Figure data in JSON:
###

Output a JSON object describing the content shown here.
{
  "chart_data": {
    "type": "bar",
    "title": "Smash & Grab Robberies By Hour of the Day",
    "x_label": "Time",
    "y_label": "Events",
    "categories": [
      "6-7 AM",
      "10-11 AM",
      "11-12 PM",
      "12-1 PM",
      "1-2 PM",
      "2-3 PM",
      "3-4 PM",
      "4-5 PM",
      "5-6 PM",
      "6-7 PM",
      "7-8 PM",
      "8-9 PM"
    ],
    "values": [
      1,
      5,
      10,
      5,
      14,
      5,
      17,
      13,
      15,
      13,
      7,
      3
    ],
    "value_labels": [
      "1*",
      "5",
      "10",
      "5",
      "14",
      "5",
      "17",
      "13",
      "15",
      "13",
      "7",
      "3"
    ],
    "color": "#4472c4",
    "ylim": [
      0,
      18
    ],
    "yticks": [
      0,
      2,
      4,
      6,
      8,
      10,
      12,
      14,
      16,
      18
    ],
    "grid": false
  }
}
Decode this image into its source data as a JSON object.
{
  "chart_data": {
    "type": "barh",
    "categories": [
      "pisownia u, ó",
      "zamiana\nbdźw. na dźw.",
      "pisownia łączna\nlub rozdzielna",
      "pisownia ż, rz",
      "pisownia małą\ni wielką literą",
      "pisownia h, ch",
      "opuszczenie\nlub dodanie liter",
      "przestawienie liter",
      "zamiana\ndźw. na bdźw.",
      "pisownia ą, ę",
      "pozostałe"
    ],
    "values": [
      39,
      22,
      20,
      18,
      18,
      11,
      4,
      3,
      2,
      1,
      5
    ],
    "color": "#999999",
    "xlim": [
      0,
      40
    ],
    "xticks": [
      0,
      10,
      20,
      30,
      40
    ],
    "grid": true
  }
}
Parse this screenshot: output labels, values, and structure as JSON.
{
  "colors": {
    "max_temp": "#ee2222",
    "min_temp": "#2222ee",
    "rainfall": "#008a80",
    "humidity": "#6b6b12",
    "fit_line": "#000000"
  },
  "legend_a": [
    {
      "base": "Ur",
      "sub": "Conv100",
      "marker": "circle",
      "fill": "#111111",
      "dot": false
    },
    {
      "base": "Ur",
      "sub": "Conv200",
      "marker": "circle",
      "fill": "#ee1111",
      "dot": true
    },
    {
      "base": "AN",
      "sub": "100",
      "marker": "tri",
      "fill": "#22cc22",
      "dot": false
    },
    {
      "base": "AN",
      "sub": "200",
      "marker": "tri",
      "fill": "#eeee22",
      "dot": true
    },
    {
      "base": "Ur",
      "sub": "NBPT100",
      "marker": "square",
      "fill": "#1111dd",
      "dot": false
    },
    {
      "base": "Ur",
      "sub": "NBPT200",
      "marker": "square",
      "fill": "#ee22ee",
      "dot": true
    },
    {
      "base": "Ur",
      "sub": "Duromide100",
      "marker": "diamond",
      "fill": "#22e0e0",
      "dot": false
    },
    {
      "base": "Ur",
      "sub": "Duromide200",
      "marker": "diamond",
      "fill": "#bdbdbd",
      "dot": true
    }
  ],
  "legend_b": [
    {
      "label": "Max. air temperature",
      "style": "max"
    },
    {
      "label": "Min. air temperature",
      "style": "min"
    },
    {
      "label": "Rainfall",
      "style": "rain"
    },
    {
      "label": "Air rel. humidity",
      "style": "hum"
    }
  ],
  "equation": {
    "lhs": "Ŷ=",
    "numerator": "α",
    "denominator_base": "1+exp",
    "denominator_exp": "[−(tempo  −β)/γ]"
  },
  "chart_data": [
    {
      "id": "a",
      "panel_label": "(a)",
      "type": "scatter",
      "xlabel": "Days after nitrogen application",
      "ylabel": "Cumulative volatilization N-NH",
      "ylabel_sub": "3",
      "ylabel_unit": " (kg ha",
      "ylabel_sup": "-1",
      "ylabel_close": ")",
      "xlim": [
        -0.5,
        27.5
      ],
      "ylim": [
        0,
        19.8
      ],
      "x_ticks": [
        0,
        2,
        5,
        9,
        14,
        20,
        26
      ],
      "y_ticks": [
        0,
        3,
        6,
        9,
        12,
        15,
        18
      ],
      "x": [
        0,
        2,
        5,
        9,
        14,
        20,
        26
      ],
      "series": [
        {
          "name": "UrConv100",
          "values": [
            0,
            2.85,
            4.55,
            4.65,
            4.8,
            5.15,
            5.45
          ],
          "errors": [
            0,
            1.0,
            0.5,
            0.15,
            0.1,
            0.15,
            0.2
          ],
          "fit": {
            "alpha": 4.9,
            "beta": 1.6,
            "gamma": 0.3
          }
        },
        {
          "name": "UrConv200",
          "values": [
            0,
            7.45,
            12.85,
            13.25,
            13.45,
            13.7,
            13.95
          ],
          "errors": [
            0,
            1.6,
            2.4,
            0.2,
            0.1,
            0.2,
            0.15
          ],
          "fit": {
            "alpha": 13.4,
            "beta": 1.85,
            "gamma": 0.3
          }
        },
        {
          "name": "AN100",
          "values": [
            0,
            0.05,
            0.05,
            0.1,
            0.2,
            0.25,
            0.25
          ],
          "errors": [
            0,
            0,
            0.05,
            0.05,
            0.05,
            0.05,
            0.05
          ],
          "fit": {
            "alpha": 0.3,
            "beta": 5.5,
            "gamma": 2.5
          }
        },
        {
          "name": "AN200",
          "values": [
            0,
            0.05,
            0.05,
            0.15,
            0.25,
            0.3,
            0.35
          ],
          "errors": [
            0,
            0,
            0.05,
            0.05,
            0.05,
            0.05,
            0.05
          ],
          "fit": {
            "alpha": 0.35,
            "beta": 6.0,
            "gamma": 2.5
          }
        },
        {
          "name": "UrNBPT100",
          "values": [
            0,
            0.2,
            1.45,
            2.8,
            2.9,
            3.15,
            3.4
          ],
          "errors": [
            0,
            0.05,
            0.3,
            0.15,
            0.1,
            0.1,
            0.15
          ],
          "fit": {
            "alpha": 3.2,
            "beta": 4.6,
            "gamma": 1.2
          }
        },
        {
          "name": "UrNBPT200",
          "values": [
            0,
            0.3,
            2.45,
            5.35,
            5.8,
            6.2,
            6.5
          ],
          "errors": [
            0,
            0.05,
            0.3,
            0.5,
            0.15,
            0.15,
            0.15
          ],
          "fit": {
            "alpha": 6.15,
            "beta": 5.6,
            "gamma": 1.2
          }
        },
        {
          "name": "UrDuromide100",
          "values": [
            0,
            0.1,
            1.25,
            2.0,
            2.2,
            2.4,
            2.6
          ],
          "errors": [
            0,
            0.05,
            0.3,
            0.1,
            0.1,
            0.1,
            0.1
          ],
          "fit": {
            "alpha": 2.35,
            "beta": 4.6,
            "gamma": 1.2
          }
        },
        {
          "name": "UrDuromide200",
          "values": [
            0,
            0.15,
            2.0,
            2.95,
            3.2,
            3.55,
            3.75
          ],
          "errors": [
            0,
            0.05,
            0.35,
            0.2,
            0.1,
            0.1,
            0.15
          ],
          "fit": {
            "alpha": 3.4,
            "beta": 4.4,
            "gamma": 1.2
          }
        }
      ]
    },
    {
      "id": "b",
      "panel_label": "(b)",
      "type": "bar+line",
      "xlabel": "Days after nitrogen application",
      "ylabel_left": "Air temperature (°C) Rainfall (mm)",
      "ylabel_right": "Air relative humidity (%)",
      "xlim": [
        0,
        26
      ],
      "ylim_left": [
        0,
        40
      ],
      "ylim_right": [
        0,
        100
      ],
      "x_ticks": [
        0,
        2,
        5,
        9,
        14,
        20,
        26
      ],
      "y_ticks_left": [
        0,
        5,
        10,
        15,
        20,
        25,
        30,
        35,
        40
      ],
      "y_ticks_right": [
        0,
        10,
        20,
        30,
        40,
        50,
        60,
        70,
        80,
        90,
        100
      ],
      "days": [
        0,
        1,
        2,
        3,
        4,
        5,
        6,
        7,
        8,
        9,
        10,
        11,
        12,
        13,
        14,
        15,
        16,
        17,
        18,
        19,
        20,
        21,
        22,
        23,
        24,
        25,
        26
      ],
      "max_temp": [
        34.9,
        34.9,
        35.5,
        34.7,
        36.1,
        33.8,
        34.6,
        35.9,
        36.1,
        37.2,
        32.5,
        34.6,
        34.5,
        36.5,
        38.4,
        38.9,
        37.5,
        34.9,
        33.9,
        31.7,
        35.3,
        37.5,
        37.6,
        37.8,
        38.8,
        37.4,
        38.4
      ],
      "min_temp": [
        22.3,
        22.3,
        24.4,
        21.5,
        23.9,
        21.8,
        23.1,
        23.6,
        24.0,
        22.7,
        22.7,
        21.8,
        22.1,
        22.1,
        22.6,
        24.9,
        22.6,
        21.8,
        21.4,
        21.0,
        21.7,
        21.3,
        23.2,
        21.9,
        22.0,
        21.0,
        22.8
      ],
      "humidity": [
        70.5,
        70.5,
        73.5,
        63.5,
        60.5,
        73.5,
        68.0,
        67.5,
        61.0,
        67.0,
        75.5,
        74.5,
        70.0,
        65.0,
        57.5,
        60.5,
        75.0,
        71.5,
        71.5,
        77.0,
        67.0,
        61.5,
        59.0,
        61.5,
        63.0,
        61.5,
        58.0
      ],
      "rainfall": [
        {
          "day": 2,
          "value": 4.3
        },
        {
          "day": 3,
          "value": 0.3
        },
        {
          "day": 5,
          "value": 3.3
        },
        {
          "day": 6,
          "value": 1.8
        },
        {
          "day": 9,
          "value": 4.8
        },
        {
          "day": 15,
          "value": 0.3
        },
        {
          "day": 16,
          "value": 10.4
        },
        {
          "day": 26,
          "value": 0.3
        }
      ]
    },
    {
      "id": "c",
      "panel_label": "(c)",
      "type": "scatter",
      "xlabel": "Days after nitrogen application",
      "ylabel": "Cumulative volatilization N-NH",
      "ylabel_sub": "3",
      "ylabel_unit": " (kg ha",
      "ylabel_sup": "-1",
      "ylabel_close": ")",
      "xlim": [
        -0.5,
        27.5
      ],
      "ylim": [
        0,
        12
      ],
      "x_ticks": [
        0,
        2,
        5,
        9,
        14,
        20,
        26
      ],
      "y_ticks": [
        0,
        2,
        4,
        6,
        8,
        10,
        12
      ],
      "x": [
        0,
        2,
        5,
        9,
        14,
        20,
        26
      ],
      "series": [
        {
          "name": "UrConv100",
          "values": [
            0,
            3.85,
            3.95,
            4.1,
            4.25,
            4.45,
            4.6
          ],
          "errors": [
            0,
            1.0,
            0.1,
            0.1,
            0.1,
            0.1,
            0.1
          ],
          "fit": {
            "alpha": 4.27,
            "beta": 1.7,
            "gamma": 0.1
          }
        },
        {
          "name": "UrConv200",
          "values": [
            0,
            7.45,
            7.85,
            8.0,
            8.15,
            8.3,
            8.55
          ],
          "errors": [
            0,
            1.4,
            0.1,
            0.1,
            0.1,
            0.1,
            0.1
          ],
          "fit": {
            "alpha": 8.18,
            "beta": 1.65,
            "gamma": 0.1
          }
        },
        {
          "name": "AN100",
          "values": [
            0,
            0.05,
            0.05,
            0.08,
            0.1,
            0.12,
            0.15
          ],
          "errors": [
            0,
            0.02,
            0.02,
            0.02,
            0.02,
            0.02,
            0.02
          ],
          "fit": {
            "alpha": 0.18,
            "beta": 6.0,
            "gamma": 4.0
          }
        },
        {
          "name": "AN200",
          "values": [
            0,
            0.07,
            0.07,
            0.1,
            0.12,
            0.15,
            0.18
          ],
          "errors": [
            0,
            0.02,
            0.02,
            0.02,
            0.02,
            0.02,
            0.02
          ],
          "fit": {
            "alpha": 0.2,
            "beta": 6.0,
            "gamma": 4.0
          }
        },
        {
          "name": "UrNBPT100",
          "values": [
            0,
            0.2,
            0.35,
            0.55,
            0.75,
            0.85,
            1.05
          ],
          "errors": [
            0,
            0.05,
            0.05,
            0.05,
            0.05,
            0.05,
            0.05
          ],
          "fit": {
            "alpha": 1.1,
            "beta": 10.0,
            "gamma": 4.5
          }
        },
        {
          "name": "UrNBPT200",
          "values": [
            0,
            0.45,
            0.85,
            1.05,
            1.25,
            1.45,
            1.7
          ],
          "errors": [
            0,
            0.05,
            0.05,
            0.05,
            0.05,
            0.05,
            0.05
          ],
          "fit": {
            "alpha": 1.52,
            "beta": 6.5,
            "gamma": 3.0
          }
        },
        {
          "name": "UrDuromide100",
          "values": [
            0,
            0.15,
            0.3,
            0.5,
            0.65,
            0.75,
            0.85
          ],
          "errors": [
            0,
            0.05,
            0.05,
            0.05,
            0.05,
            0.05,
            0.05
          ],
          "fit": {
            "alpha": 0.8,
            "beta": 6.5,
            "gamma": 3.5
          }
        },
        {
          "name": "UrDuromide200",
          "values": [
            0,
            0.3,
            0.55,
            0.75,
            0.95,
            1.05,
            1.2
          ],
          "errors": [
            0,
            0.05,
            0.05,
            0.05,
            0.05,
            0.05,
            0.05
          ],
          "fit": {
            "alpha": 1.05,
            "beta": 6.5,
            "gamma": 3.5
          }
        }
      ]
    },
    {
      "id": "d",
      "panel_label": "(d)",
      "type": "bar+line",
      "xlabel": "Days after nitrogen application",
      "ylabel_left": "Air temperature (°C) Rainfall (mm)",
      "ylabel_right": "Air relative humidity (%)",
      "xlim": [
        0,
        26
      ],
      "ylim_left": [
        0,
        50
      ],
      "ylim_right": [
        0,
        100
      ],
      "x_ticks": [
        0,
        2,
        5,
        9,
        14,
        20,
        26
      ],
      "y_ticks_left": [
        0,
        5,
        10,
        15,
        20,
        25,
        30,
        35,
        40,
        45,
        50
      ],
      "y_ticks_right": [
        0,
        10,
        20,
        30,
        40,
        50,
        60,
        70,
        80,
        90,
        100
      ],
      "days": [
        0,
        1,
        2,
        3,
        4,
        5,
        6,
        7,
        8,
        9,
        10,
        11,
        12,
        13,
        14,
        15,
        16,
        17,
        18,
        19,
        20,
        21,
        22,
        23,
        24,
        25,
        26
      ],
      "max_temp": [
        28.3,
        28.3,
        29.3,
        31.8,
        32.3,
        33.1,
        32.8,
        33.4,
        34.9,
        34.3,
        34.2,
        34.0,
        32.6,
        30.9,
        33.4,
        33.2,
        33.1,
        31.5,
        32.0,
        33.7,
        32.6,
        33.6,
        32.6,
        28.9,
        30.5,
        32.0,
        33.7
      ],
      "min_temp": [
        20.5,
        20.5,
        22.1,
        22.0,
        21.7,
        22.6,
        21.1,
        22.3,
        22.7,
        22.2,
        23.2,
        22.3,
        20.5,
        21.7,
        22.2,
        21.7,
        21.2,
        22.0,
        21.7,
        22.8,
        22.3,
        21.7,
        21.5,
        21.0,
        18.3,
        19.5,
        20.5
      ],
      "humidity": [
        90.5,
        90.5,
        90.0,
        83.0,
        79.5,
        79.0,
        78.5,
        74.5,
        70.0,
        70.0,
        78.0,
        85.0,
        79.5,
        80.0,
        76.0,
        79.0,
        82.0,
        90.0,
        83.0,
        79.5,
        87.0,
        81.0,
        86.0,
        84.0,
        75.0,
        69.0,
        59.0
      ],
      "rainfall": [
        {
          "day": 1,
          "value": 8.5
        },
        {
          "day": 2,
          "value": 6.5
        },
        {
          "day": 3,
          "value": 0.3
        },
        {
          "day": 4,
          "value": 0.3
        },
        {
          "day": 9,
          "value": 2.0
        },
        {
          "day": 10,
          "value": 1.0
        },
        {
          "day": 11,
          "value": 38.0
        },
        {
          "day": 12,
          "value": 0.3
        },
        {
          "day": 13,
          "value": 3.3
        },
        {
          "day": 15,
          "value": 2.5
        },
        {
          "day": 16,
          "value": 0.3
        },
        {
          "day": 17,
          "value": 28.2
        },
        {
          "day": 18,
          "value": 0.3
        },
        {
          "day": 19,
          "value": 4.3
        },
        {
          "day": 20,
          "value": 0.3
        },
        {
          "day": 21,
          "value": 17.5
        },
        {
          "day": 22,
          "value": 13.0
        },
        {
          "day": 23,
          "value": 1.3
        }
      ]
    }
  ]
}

###

Work required:
Check each line of the records for the word "style", and show the lines that contain it.

Worked solution:
      "style": "max"
      "style": "min"
      "style": "rain"
      "style": "hum"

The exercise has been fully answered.